# start of Listed records

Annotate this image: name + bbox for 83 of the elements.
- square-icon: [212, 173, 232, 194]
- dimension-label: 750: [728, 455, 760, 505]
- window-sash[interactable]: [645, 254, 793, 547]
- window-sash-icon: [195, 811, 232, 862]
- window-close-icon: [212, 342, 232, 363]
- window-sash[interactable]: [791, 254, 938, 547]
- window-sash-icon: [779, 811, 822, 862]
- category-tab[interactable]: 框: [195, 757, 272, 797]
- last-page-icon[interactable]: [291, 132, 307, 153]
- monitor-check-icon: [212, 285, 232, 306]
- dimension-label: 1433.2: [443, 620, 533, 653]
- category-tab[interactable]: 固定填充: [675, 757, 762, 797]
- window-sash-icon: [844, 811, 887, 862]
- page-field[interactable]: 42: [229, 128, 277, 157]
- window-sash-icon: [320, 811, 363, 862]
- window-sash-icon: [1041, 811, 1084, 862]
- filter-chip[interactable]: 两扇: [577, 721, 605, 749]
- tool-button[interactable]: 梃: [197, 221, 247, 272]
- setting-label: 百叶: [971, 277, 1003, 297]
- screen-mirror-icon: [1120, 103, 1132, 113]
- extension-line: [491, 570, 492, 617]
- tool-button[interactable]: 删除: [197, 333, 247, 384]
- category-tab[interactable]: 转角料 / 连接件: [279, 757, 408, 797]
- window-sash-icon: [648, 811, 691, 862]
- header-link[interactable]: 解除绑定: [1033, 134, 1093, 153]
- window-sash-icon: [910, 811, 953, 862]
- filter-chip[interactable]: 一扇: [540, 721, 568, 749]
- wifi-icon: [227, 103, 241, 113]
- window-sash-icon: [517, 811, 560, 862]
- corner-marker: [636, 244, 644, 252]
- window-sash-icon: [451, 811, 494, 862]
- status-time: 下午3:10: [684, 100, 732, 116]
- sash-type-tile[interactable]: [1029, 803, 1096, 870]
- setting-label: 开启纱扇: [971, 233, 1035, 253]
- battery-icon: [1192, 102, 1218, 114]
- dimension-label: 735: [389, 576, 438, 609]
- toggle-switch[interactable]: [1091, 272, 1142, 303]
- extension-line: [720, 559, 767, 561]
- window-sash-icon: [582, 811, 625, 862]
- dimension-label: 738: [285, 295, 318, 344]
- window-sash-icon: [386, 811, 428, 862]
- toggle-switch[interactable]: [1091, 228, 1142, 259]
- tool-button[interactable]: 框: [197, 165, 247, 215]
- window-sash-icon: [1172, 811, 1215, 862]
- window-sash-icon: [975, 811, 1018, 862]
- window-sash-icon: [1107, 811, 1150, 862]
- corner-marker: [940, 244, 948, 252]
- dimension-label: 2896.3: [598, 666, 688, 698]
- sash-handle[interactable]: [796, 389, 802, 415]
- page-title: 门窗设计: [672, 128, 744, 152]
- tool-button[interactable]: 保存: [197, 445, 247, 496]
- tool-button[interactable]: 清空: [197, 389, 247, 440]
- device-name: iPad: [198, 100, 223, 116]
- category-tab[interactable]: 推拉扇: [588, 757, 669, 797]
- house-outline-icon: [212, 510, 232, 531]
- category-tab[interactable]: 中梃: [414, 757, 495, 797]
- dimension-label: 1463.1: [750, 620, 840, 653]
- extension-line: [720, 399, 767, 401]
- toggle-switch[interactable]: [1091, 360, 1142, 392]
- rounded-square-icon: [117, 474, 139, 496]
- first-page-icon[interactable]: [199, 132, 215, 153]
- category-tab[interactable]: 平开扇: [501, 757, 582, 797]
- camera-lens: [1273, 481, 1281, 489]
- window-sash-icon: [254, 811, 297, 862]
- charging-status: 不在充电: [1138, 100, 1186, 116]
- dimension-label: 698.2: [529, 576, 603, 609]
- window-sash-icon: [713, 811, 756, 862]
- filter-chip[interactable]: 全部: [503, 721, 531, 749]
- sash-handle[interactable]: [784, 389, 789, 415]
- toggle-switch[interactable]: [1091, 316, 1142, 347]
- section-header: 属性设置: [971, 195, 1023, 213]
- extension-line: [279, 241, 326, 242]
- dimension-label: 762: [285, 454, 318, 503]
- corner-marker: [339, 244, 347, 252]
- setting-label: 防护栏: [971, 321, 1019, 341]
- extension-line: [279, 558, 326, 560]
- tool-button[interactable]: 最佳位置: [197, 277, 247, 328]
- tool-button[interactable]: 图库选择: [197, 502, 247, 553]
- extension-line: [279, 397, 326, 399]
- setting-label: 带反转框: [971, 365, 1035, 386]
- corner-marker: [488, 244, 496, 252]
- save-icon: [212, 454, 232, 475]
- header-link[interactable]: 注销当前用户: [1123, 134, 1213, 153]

# end of Listed records

Please copy the entire listing above line for line, changing nothing.

Annotate this image: name + bbox for 83 of the elements.
- square-icon: [212, 173, 232, 194]
- dimension-label: 750: [728, 455, 760, 505]
- window-sash[interactable]: [645, 254, 793, 547]
- window-sash-icon: [195, 811, 232, 862]
- window-close-icon: [212, 342, 232, 363]
- window-sash[interactable]: [791, 254, 938, 547]
- window-sash-icon: [779, 811, 822, 862]
- category-tab[interactable]: 框: [195, 757, 272, 797]
- last-page-icon[interactable]: [291, 132, 307, 153]
- monitor-check-icon: [212, 285, 232, 306]
- dimension-label: 1433.2: [443, 620, 533, 653]
- category-tab[interactable]: 固定填充: [675, 757, 762, 797]
- window-sash-icon: [844, 811, 887, 862]
- page-field[interactable]: 42: [229, 128, 277, 157]
- window-sash-icon: [320, 811, 363, 862]
- window-sash-icon: [1041, 811, 1084, 862]
- filter-chip[interactable]: 两扇: [577, 721, 605, 749]
- tool-button[interactable]: 梃: [197, 221, 247, 272]
- setting-label: 百叶: [971, 277, 1003, 297]
- screen-mirror-icon: [1120, 103, 1132, 113]
- extension-line: [491, 570, 492, 617]
- tool-button[interactable]: 删除: [197, 333, 247, 384]
- category-tab[interactable]: 转角料 / 连接件: [279, 757, 408, 797]
- window-sash-icon: [648, 811, 691, 862]
- header-link[interactable]: 解除绑定: [1033, 134, 1093, 153]
- window-sash-icon: [910, 811, 953, 862]
- filter-chip[interactable]: 一扇: [540, 721, 568, 749]
- wifi-icon: [227, 103, 241, 113]
- window-sash-icon: [517, 811, 560, 862]
- corner-marker: [636, 244, 644, 252]
- window-sash-icon: [451, 811, 494, 862]
- status-time: 下午3:10: [684, 100, 732, 116]
- sash-type-tile[interactable]: [1029, 803, 1096, 870]
- setting-label: 开启纱扇: [971, 233, 1035, 253]
- battery-icon: [1192, 102, 1218, 114]
- dimension-label: 735: [389, 576, 438, 609]
- toggle-switch[interactable]: [1091, 272, 1142, 303]
- extension-line: [720, 559, 767, 561]
- window-sash-icon: [582, 811, 625, 862]
- dimension-label: 738: [285, 295, 318, 344]
- window-sash-icon: [386, 811, 428, 862]
- toggle-switch[interactable]: [1091, 228, 1142, 259]
- tool-button[interactable]: 框: [197, 165, 247, 215]
- window-sash-icon: [1172, 811, 1215, 862]
- window-sash-icon: [975, 811, 1018, 862]
- window-sash-icon: [1107, 811, 1150, 862]
- corner-marker: [940, 244, 948, 252]
- dimension-label: 2896.3: [598, 666, 688, 698]
- sash-handle[interactable]: [796, 389, 802, 415]
- page-title: 门窗设计: [672, 128, 744, 152]
- tool-button[interactable]: 保存: [197, 445, 247, 496]
- tool-button[interactable]: 清空: [197, 389, 247, 440]
- device-name: iPad: [198, 100, 223, 116]
- category-tab[interactable]: 推拉扇: [588, 757, 669, 797]
- house-outline-icon: [212, 510, 232, 531]
- category-tab[interactable]: 中梃: [414, 757, 495, 797]
- dimension-label: 1463.1: [750, 620, 840, 653]
- extension-line: [720, 399, 767, 401]
- toggle-switch[interactable]: [1091, 360, 1142, 392]
- rounded-square-icon: [117, 474, 139, 496]
- first-page-icon[interactable]: [199, 132, 215, 153]
- category-tab[interactable]: 平开扇: [501, 757, 582, 797]
- camera-lens: [1273, 481, 1281, 489]
- window-sash-icon: [254, 811, 297, 862]
- charging-status: 不在充电: [1138, 100, 1186, 116]
- dimension-label: 698.2: [529, 576, 603, 609]
- window-sash-icon: [713, 811, 756, 862]
- filter-chip[interactable]: 全部: [503, 721, 531, 749]
- sash-handle[interactable]: [784, 389, 789, 415]
- toggle-switch[interactable]: [1091, 316, 1142, 347]
- section-header: 属性设置: [971, 195, 1023, 213]
- extension-line: [279, 241, 326, 242]
- dimension-label: 762: [285, 454, 318, 503]
- corner-marker: [339, 244, 347, 252]
- setting-label: 防护栏: [971, 321, 1019, 341]
- extension-line: [279, 558, 326, 560]
- tool-button[interactable]: 最佳位置: [197, 277, 247, 328]
- tool-button[interactable]: 图库选择: [197, 502, 247, 553]
- extension-line: [279, 397, 326, 399]
- setting-label: 带反转框: [971, 365, 1035, 386]
- corner-marker: [488, 244, 496, 252]
- save-icon: [212, 454, 232, 475]
- header-link[interactable]: 注销当前用户: [1123, 134, 1213, 153]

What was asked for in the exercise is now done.